* TEXT PROVIDED

>>>>>

- U-995 Type VIIC/41 at the Laboe Naval Memorial. This U-boat is almost identical to U-1025.

History

Nazi Germany
- Name: U-1025
- Ordered: 13 June 1942
- Builder: Blohm & Voss, Hamburg
- Yard number: 225
- Laid down: 3 June 1943
- Launched: 24 May 1944
- Commissioned: 12 April 1945
- Decommissioned: 30 April 1945
- Fate: Scuttled on 5 May 1945

General characteristics
- Type: Type VIIC/41 submarine
- Displacement: 757 long tons (769 t) surfaced; 857 long tons (871 t) submerged;
- Length: 67.10 m (220 ft 2 in) o/a; 50.50 m (165 ft 8 in) pressure hull;
- Beam: 6.20 m (20 ft 4 in) o/a; 4.70 m (15 ft 5 in) pressure hull;
- Height: 9.60 m (31 ft 6 in)
- Draught: 4.74 m (15 ft 7 in)
- Installed power: 2 × diesel engines; 2,800–3,200 PS (2,100–2,400 kW; 2,800–3,200 bhp) (diesels); 750 PS (550 kW; 740 shp) (electric);
- Propulsion: 2 × electric motors; 2 × screws;
- Speed: 17.7 knots (32.8 km/h; 20.4 mph) surfaced; 7.6 knots (14.1 km/h; 8.7 mph) submerged;
- Range: 8,500 nmi (15,700 km; 9,800 mi) at 10 knots (19 km/h; 12 mph) surfaced; 80 nmi (150 km; 92 mi) at 4 knots (7.4 km/h; 4.6 mph) submerged;
- Test depth: 250 m (820 ft); Calculated crush depth: 250–295 m (820–968 ft);
- Complement: 44-52 officers & ratings
- Armament: 5 × 53.3 cm (21 in) torpedo tubes (4 bow, 1 stern); 14 × torpedoes or; 26 × TMA or TMB Naval mines; 1 × 8.8 cm (3.46 in) deck gun (220 rounds); 1 × 3.7 cm (1.5 in) Flak M42 AA gun; 2 × 2 cm (0.79 in) C/30 AA guns;

Service record
- Part of: 4th U-boat Flotilla; 12 April – 5 May 1945;
- Identification codes: M 40 175
- Commanders: Oblt.z.S. Ewald Pick; 12 – 23 April 1945; Kptlt. Oskar Curio; 24 – 30 April 1945;
- Operations: None
- Victories: None

= German submarine U-1025 =

German World War II submarine

German submarine U-1025 was a Type VIIC/41 U-boat of Nazi Germany's Kriegsmarine during World War II.

She was ordered on 13 June 1942, and was laid down on 3 June 1943, at Blohm & Voss, Hamburg, as yard number 225. She was launched on 24 May 1944, and commissioned under the command of Oberleutnant zur See Ewald Pick on 12 April 1945.

<<<<<

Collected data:
>>>>>

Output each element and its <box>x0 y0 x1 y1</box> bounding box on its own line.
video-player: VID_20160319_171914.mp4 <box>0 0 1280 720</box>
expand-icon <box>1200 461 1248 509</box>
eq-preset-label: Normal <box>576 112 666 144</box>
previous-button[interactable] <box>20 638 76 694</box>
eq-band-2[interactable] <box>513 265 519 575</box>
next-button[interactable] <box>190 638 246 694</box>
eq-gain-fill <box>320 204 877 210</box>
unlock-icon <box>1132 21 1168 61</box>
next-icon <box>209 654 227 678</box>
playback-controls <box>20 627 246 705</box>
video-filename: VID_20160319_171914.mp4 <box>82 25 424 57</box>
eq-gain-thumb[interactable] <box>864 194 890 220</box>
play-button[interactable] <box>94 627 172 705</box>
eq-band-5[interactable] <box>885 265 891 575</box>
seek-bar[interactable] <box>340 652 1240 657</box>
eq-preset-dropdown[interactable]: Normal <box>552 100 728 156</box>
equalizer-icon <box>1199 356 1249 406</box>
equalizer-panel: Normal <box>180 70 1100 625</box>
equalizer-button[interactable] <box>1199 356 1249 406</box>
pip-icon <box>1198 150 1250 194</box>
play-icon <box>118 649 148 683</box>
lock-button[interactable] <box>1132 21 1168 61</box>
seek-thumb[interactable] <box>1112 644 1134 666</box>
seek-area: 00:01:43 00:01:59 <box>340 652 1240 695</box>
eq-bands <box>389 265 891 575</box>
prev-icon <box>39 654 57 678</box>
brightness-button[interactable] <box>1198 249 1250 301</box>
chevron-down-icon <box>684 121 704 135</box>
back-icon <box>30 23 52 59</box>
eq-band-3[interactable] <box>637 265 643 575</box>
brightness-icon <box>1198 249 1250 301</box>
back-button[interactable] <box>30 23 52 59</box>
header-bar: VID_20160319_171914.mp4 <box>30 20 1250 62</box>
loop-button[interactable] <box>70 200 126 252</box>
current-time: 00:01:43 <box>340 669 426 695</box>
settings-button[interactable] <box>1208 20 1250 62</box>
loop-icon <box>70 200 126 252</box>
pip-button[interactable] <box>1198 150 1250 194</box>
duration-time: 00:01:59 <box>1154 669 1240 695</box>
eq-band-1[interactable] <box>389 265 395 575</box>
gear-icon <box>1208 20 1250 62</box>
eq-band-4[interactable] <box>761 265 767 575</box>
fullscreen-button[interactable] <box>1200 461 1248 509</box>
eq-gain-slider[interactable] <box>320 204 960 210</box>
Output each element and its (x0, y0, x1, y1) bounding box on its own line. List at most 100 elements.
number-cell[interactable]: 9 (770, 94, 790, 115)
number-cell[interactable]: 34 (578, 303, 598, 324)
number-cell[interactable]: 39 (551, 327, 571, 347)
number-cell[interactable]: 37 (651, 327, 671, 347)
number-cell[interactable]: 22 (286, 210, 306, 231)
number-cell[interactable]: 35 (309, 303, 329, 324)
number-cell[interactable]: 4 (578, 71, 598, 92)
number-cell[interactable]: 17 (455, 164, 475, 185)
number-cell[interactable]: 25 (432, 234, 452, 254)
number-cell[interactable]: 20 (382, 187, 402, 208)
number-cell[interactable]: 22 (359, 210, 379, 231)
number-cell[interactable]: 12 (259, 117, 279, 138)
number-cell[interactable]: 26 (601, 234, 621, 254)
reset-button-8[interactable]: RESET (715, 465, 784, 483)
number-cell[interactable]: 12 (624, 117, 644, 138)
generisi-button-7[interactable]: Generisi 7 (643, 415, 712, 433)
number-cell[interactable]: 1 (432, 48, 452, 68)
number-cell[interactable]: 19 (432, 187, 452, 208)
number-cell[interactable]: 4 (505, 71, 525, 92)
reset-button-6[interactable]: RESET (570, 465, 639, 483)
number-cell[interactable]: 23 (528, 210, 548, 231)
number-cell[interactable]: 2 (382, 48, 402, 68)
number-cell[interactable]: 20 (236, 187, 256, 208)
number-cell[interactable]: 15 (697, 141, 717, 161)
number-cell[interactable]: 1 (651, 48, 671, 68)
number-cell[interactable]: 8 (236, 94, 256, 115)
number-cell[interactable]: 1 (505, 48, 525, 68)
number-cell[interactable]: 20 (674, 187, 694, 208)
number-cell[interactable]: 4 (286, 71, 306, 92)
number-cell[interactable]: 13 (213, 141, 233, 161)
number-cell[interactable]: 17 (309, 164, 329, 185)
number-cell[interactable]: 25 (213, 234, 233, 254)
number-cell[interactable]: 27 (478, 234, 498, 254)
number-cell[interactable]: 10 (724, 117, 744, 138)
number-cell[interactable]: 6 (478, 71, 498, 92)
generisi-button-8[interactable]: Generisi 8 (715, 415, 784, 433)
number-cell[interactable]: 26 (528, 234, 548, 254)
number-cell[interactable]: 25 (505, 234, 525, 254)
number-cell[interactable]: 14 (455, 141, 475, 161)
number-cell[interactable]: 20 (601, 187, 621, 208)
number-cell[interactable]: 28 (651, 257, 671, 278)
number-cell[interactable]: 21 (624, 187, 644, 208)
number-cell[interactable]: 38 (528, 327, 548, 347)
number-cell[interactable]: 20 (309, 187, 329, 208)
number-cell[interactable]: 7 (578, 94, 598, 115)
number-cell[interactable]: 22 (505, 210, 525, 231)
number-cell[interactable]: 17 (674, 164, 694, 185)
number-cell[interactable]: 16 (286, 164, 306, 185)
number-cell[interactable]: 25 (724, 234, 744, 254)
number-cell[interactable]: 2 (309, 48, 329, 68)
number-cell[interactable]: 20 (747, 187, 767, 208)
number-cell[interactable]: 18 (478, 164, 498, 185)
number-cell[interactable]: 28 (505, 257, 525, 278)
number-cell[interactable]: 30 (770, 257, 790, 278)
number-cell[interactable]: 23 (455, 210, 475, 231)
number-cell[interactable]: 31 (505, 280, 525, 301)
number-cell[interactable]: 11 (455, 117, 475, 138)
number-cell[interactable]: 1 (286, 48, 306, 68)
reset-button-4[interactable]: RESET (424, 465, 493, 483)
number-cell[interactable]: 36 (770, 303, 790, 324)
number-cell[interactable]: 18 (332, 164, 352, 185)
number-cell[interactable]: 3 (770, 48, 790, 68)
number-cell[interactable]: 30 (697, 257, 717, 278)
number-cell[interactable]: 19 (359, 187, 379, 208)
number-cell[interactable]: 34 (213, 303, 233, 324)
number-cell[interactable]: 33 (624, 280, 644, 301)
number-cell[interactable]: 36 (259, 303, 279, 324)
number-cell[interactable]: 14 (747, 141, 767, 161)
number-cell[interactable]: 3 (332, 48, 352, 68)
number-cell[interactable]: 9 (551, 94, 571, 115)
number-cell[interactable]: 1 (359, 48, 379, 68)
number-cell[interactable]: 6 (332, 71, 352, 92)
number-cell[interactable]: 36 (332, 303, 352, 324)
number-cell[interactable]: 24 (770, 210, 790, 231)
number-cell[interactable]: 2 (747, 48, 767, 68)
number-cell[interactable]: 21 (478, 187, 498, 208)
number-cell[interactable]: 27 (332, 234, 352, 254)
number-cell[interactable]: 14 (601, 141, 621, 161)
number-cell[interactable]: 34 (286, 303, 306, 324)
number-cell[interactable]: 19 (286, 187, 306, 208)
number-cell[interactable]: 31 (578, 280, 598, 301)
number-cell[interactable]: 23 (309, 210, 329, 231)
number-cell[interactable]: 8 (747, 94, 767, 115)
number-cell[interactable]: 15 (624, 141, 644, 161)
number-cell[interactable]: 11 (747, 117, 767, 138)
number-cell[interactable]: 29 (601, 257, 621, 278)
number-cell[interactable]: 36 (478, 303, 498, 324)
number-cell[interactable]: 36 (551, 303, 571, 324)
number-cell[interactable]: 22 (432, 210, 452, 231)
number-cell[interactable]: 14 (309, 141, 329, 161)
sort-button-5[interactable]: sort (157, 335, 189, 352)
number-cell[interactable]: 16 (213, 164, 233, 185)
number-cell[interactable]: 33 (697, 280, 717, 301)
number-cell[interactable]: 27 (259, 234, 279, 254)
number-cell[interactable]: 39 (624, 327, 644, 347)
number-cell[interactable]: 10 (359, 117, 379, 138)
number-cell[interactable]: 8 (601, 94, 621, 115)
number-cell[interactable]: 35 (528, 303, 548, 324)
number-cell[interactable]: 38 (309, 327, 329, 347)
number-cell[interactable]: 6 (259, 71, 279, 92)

<<<<<

* WHAT YOU WILL DO
**a.** In the text about submarine U-1025, which shipyard built the boat?
**b.** Continue the text about submarine U-1025 from its last sentence.
The records were gathered from a separate source and have no connection to the text.

* WRITTEN RESPONSES
**a.** Blohm & Voss, Hamburg.

**b.**
==Design==
German Type VIIC/41 submarines were preceded by the heavier Type VIIC submarines. U-1025 had a displacement of 769 t when at the surface and 871 t while submerged. She had a total length of 67.10 m, a pressure hull length of 50.50 m, an overall beam of 6.20 m, a height of 9.60 m, and a draught of 4.74 m. The submarine was powered by two Germaniawerft F46 four-stroke, six-cylinder supercharged diesel engines producing a total of 2800 to 3200 PS for use while surfaced, two BBC GG UB 720/8 double-acting electric motors producing a total of 750 PS for use while submerged. She had two shafts and two 1.23 m propellers. The boat was capable of operating at depths of up to 230 m.

The submarine had a maximum surface speed of 17.7 kn and a maximum submerged speed of 7.6 kn. When submerged, the boat could operate for 80 nmi at 4 kn; when surfaced, she could travel 8500 nmi at 10 kn. U-1025 was fitted with five 53.3 cm torpedo tubes (four fitted at the bow and one at the stern), fourteen torpedoes or 26 TMA or TMB Naval mines, one 8.8 cm SK C/35 naval gun, (220 rounds), one 3.7 cm Flak M42 and two 2 cm C/30 anti-aircraft guns. The boat had a complement of between forty-four and fifty-two.

==Service history==
On 30 September 1944, U-1025 was transferred to Flensburger Schiffbau-Gesellschaft in Flensburg to be finished. She was commissioned on 12 April 1945, but was taken out of service only 18 days later, on 30 April, because of defective batteries. She was scuttled in Flensburg Fjord on 5 May 1945, as part of Operation Regenbogen. Her wreck was raised and broken up later.